Records provided:
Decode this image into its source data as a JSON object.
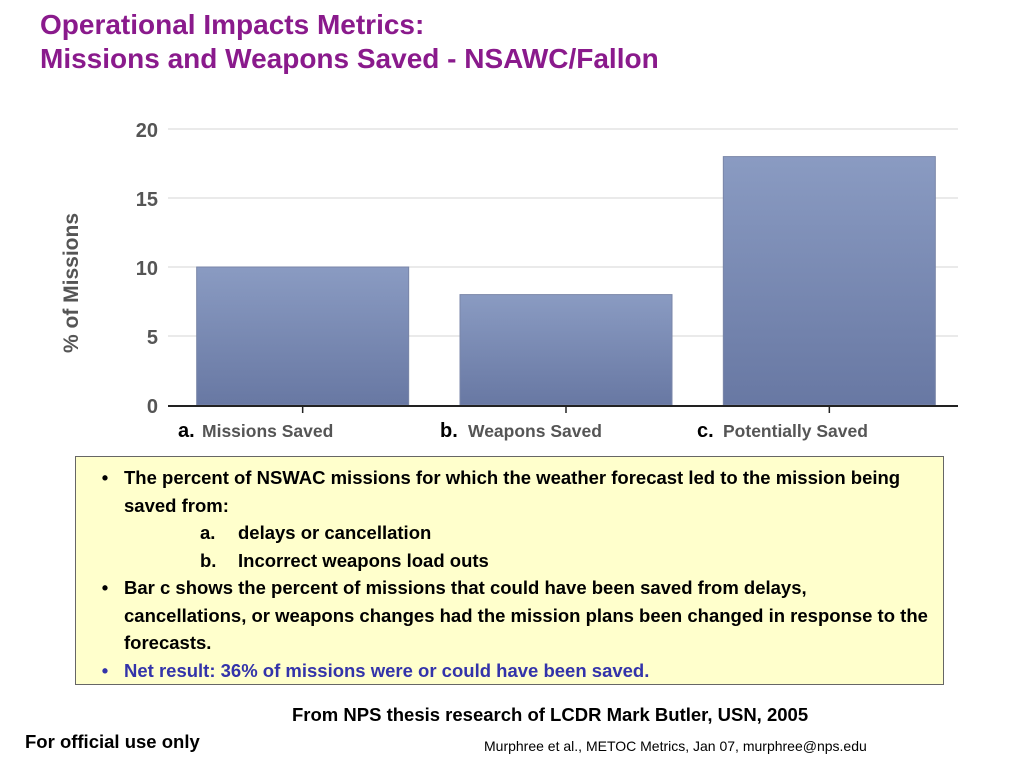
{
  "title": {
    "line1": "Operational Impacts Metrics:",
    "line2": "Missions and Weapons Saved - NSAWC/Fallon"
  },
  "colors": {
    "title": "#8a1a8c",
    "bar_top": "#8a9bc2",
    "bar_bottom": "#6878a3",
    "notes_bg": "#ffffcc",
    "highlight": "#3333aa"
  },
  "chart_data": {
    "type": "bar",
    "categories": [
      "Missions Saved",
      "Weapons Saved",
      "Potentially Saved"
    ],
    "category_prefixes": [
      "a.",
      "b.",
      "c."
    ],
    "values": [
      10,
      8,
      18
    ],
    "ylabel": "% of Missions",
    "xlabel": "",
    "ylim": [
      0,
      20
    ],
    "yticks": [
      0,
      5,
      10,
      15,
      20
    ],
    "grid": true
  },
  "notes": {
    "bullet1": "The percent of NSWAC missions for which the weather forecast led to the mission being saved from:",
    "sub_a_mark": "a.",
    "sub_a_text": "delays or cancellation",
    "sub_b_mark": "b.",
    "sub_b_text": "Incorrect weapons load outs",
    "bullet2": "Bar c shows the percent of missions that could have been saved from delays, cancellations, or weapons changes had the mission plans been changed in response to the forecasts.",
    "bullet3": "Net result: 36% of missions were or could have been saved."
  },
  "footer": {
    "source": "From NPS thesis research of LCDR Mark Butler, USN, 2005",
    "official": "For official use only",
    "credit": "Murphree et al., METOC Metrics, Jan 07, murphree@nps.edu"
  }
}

---

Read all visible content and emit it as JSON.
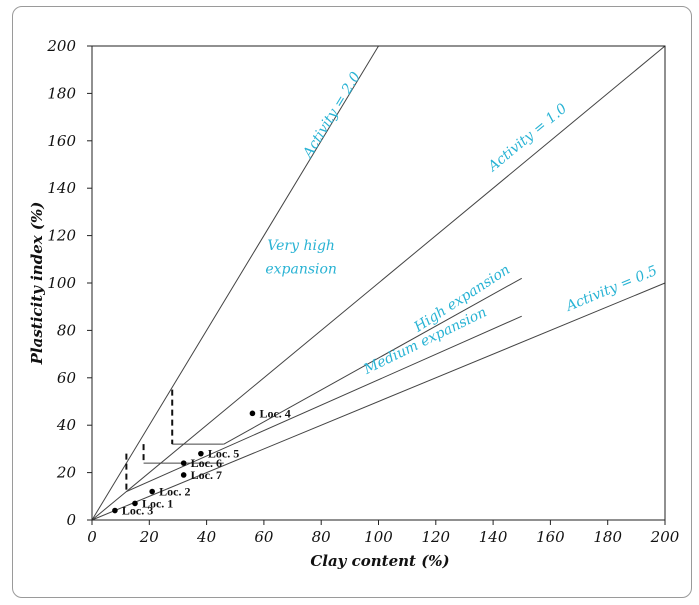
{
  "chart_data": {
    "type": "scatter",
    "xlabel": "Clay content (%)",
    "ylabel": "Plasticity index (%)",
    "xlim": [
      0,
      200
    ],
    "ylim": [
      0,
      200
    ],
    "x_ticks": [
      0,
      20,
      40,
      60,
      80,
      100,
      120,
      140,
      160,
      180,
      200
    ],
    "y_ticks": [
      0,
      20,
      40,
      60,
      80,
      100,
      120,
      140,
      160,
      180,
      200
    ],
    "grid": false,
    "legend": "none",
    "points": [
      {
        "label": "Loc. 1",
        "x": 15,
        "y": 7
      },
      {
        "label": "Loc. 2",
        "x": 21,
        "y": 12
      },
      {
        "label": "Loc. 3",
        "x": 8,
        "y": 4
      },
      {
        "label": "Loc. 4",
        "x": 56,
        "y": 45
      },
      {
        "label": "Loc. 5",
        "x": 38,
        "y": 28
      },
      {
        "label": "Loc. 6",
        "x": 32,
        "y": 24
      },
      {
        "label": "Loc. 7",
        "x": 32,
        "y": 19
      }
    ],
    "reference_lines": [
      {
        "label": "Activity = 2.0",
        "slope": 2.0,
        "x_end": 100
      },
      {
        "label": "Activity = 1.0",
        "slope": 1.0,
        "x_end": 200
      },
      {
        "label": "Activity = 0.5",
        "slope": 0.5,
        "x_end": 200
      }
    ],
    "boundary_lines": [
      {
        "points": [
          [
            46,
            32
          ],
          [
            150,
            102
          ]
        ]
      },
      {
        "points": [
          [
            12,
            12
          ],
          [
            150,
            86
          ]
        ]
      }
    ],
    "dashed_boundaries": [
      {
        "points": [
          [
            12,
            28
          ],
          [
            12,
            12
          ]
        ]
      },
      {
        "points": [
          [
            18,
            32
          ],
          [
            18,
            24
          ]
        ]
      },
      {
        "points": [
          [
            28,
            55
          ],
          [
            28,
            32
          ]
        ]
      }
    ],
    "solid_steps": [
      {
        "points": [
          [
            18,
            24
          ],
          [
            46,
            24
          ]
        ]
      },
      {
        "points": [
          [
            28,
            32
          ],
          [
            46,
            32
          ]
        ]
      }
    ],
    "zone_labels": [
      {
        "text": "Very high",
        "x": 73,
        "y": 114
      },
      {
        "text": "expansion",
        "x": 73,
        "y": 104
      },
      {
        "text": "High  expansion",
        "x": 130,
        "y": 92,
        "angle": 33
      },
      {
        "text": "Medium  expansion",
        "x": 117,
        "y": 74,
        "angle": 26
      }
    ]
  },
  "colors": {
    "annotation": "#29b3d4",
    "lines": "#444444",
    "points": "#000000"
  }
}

To be done: Which lines hold the string "content"? List them all.

Solution:
Read all visible content and emit it as JSON.
    "xlabel": "Clay content (%)",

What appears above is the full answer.